Exercise prompt → Gather, from the data below, each line in which the word "document" occurs.

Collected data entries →
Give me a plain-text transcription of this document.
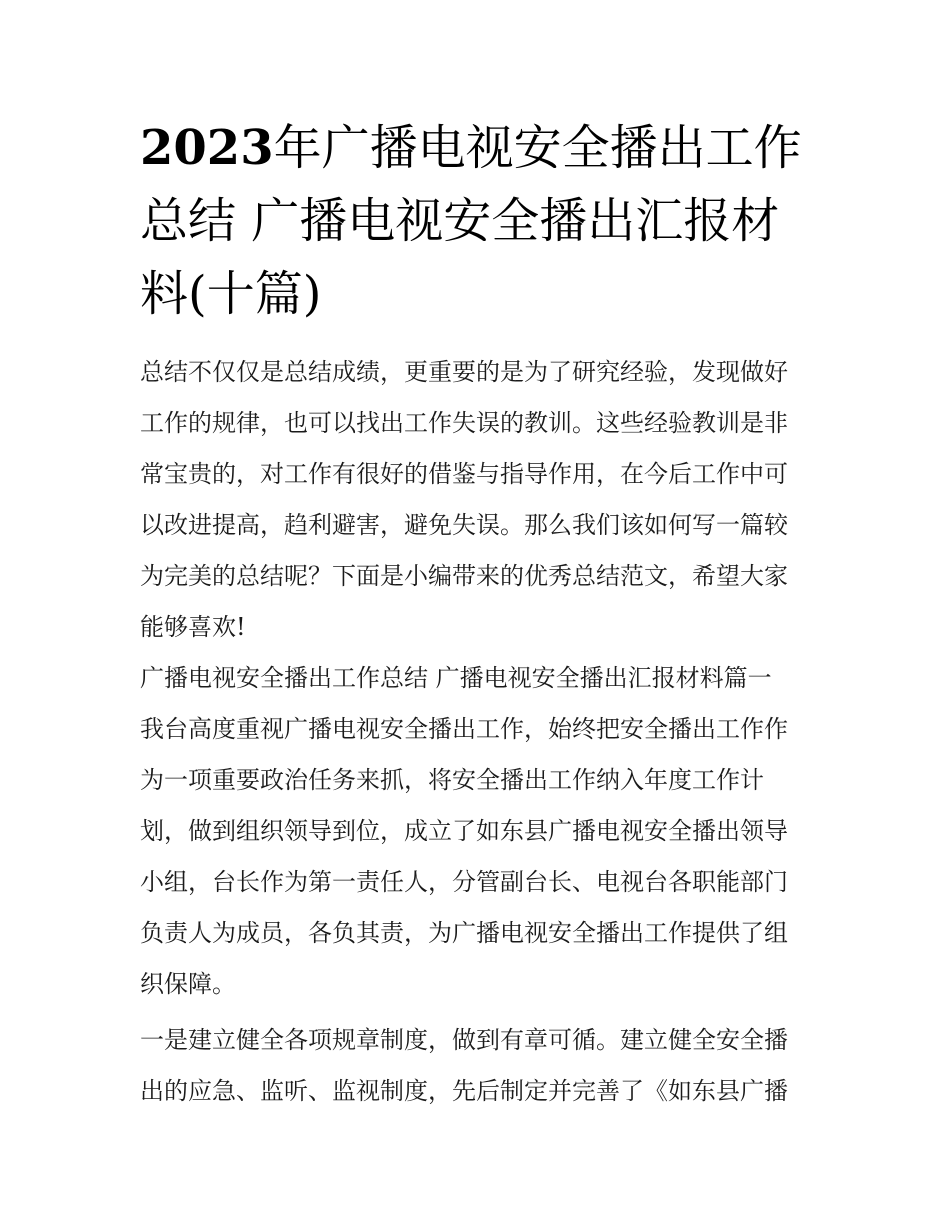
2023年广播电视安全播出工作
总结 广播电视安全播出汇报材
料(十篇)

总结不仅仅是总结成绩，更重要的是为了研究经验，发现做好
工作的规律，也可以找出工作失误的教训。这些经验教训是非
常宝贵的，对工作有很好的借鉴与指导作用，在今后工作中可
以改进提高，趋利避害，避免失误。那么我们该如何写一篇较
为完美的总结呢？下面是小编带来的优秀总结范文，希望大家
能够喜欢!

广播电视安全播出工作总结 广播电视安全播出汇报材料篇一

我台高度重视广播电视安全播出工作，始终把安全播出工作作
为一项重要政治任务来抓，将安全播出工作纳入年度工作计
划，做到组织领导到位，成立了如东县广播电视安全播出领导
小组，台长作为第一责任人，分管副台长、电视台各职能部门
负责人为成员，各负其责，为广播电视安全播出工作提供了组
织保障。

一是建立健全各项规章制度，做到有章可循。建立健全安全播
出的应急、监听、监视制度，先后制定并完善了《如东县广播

--

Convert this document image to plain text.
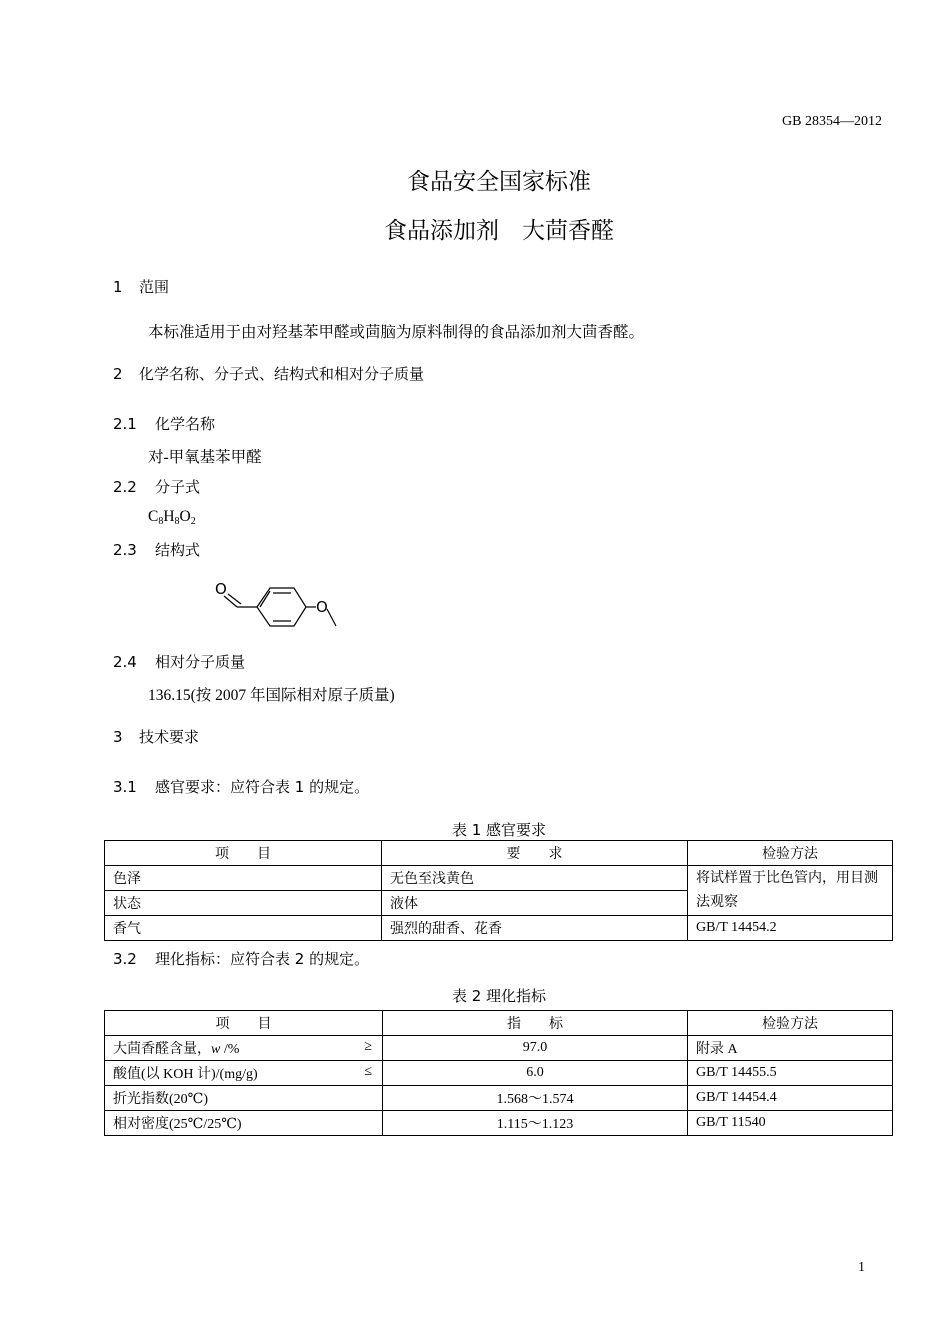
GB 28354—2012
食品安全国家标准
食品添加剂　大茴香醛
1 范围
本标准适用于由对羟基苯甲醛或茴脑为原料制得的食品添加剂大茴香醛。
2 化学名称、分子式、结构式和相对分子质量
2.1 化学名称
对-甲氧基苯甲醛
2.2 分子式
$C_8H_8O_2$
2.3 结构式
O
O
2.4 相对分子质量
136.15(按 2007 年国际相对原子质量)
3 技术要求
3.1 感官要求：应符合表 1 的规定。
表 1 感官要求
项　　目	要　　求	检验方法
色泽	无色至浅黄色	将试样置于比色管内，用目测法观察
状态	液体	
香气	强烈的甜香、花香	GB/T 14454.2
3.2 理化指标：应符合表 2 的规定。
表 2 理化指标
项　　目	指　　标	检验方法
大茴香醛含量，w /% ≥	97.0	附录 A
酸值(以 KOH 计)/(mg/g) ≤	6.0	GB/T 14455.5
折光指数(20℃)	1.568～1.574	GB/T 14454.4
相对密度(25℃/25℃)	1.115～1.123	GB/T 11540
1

...

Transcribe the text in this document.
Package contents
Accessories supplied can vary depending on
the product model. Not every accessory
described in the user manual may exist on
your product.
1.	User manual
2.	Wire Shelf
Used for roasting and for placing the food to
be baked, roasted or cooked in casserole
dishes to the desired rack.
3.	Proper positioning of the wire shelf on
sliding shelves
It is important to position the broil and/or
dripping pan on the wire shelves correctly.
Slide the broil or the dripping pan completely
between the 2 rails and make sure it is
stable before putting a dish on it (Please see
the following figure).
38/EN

The reply →
Give me a plain-text transcription of this document.
Convert this document image to plain text.
Transcribe the text in this document.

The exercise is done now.